Problem: Return every line of the material exactly.

•••••

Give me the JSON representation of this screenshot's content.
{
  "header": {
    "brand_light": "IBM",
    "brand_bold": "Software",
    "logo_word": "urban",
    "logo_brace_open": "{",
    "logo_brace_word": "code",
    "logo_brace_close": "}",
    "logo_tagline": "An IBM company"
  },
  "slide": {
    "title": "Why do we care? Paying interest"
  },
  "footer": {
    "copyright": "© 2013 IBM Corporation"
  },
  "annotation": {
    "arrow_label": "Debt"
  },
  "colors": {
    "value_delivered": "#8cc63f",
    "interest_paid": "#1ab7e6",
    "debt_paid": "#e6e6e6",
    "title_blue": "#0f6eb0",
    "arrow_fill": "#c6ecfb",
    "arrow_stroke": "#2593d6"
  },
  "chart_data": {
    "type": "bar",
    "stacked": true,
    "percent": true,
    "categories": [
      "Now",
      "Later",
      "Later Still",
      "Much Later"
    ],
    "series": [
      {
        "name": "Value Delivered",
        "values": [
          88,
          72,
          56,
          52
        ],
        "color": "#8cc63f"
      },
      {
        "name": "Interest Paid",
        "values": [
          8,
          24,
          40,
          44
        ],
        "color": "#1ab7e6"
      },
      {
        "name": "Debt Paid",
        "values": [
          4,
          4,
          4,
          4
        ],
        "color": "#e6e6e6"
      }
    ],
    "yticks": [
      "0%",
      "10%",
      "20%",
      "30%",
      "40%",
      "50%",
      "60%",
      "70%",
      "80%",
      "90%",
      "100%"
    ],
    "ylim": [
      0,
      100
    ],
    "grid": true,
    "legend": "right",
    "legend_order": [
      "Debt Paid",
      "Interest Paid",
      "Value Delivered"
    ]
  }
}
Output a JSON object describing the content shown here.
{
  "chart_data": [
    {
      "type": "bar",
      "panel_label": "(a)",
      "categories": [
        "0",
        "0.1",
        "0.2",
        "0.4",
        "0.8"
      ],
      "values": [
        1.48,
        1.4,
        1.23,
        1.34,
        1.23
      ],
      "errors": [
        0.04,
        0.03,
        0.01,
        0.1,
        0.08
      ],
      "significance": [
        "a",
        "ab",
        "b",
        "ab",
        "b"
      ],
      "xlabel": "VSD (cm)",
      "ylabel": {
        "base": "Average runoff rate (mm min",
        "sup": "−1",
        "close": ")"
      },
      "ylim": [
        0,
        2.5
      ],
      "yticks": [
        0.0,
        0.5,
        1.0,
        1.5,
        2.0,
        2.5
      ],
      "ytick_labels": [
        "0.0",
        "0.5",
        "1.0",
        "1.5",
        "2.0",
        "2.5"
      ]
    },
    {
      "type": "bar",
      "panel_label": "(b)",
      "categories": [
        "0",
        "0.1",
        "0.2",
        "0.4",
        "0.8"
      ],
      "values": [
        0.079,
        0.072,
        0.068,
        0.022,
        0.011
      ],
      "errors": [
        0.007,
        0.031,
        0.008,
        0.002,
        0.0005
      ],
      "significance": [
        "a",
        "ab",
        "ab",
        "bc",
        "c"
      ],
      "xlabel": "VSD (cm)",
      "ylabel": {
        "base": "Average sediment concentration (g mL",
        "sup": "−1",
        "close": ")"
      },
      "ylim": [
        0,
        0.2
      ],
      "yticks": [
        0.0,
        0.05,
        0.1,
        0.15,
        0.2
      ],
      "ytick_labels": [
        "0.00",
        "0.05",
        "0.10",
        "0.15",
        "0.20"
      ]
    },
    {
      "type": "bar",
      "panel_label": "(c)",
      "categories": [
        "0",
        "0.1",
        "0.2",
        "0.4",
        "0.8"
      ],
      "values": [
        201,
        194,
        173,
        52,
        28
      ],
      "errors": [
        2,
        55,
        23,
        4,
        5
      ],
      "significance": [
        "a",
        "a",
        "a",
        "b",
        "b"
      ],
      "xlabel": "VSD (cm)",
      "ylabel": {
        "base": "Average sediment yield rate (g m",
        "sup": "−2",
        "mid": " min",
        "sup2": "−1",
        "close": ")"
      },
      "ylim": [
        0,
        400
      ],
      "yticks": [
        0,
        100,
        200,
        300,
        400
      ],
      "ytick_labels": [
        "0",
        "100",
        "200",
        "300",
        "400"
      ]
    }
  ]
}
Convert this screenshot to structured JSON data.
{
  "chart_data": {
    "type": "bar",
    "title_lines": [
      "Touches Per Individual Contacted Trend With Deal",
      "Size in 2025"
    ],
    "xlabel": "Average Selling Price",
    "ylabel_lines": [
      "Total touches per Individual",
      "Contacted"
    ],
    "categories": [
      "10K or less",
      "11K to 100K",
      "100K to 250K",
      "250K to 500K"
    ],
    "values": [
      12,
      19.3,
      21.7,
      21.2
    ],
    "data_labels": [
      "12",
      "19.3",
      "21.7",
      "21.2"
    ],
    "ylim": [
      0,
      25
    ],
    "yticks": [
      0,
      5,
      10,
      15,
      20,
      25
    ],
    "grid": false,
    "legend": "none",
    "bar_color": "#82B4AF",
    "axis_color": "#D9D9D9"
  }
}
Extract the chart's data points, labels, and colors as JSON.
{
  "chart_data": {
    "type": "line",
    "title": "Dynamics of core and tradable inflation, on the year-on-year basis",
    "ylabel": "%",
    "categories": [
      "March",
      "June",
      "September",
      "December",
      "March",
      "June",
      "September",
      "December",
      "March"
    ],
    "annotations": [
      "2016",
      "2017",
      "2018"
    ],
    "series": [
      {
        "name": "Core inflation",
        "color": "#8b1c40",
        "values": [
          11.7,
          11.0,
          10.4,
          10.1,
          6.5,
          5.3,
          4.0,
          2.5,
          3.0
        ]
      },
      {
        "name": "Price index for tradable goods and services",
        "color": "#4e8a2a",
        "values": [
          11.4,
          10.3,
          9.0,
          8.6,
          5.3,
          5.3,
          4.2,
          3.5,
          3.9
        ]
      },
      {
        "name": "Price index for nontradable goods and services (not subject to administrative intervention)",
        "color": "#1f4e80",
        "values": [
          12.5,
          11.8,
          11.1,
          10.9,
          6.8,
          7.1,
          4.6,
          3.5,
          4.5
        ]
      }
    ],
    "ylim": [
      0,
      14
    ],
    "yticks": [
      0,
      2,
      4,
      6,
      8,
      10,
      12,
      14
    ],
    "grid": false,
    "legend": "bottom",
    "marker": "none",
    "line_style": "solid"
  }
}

•••••

Result:
Give me the JSON representation of this screenshot's content.
{
  "header": {
    "brand_light": "IBM",
    "brand_bold": "Software",
    "logo_word": "urban",
    "logo_brace_open": "{",
    "logo_brace_word": "code",
    "logo_brace_close": "}",
    "logo_tagline": "An IBM company"
  },
  "slide": {
    "title": "Why do we care? Paying interest"
  },
  "footer": {
    "copyright": "© 2013 IBM Corporation"
  },
  "annotation": {
    "arrow_label": "Debt"
  },
  "colors": {
    "value_delivered": "#8cc63f",
    "interest_paid": "#1ab7e6",
    "debt_paid": "#e6e6e6",
    "title_blue": "#0f6eb0",
    "arrow_fill": "#c6ecfb",
    "arrow_stroke": "#2593d6"
  },
  "chart_data": {
    "type": "bar",
    "stacked": true,
    "percent": true,
    "categories": [
      "Now",
      "Later",
      "Later Still",
      "Much Later"
    ],
    "series": [
      {
        "name": "Value Delivered",
        "values": [
          88,
          72,
          56,
          52
        ],
        "color": "#8cc63f"
      },
      {
        "name": "Interest Paid",
        "values": [
          8,
          24,
          40,
          44
        ],
        "color": "#1ab7e6"
      },
      {
        "name": "Debt Paid",
        "values": [
          4,
          4,
          4,
          4
        ],
        "color": "#e6e6e6"
      }
    ],
    "yticks": [
      "0%",
      "10%",
      "20%",
      "30%",
      "40%",
      "50%",
      "60%",
      "70%",
      "80%",
      "90%",
      "100%"
    ],
    "ylim": [
      0,
      100
    ],
    "grid": true,
    "legend": "right",
    "legend_order": [
      "Debt Paid",
      "Interest Paid",
      "Value Delivered"
    ]
  }
}
Output a JSON object describing the content shown here.
{
  "chart_data": [
    {
      "type": "bar",
      "panel_label": "(a)",
      "categories": [
        "0",
        "0.1",
        "0.2",
        "0.4",
        "0.8"
      ],
      "values": [
        1.48,
        1.4,
        1.23,
        1.34,
        1.23
      ],
      "errors": [
        0.04,
        0.03,
        0.01,
        0.1,
        0.08
      ],
      "significance": [
        "a",
        "ab",
        "b",
        "ab",
        "b"
      ],
      "xlabel": "VSD (cm)",
      "ylabel": {
        "base": "Average runoff rate (mm min",
        "sup": "−1",
        "close": ")"
      },
      "ylim": [
        0,
        2.5
      ],
      "yticks": [
        0.0,
        0.5,
        1.0,
        1.5,
        2.0,
        2.5
      ],
      "ytick_labels": [
        "0.0",
        "0.5",
        "1.0",
        "1.5",
        "2.0",
        "2.5"
      ]
    },
    {
      "type": "bar",
      "panel_label": "(b)",
      "categories": [
        "0",
        "0.1",
        "0.2",
        "0.4",
        "0.8"
      ],
      "values": [
        0.079,
        0.072,
        0.068,
        0.022,
        0.011
      ],
      "errors": [
        0.007,
        0.031,
        0.008,
        0.002,
        0.0005
      ],
      "significance": [
        "a",
        "ab",
        "ab",
        "bc",
        "c"
      ],
      "xlabel": "VSD (cm)",
      "ylabel": {
        "base": "Average sediment concentration (g mL",
        "sup": "−1",
        "close": ")"
      },
      "ylim": [
        0,
        0.2
      ],
      "yticks": [
        0.0,
        0.05,
        0.1,
        0.15,
        0.2
      ],
      "ytick_labels": [
        "0.00",
        "0.05",
        "0.10",
        "0.15",
        "0.20"
      ]
    },
    {
      "type": "bar",
      "panel_label": "(c)",
      "categories": [
        "0",
        "0.1",
        "0.2",
        "0.4",
        "0.8"
      ],
      "values": [
        201,
        194,
        173,
        52,
        28
      ],
      "errors": [
        2,
        55,
        23,
        4,
        5
      ],
      "significance": [
        "a",
        "a",
        "a",
        "b",
        "b"
      ],
      "xlabel": "VSD (cm)",
      "ylabel": {
        "base": "Average sediment yield rate (g m",
        "sup": "−2",
        "mid": " min",
        "sup2": "−1",
        "close": ")"
      },
      "ylim": [
        0,
        400
      ],
      "yticks": [
        0,
        100,
        200,
        300,
        400
      ],
      "ytick_labels": [
        "0",
        "100",
        "200",
        "300",
        "400"
      ]
    }
  ]
}
Convert this screenshot to structured JSON data.
{
  "chart_data": {
    "type": "bar",
    "title_lines": [
      "Touches Per Individual Contacted Trend With Deal",
      "Size in 2025"
    ],
    "xlabel": "Average Selling Price",
    "ylabel_lines": [
      "Total touches per Individual",
      "Contacted"
    ],
    "categories": [
      "10K or less",
      "11K to 100K",
      "100K to 250K",
      "250K to 500K"
    ],
    "values": [
      12,
      19.3,
      21.7,
      21.2
    ],
    "data_labels": [
      "12",
      "19.3",
      "21.7",
      "21.2"
    ],
    "ylim": [
      0,
      25
    ],
    "yticks": [
      0,
      5,
      10,
      15,
      20,
      25
    ],
    "grid": false,
    "legend": "none",
    "bar_color": "#82B4AF",
    "axis_color": "#D9D9D9"
  }
}
Extract the chart's data points, labels, and colors as JSON.
{
  "chart_data": {
    "type": "line",
    "title": "Dynamics of core and tradable inflation, on the year-on-year basis",
    "ylabel": "%",
    "categories": [
      "March",
      "June",
      "September",
      "December",
      "March",
      "June",
      "September",
      "December",
      "March"
    ],
    "annotations": [
      "2016",
      "2017",
      "2018"
    ],
    "series": [
      {
        "name": "Core inflation",
        "color": "#8b1c40",
        "values": [
          11.7,
          11.0,
          10.4,
          10.1,
          6.5,
          5.3,
          4.0,
          2.5,
          3.0
        ]
      },
      {
        "name": "Price index for tradable goods and services",
        "color": "#4e8a2a",
        "values": [
          11.4,
          10.3,
          9.0,
          8.6,
          5.3,
          5.3,
          4.2,
          3.5,
          3.9
        ]
      },
      {
        "name": "Price index for nontradable goods and services (not subject to administrative intervention)",
        "color": "#1f4e80",
        "values": [
          12.5,
          11.8,
          11.1,
          10.9,
          6.8,
          7.1,
          4.6,
          3.5,
          4.5
        ]
      }
    ],
    "ylim": [
      0,
      14
    ],
    "yticks": [
      0,
      2,
      4,
      6,
      8,
      10,
      12,
      14
    ],
    "grid": false,
    "legend": "bottom",
    "marker": "none",
    "line_style": "solid"
  }
}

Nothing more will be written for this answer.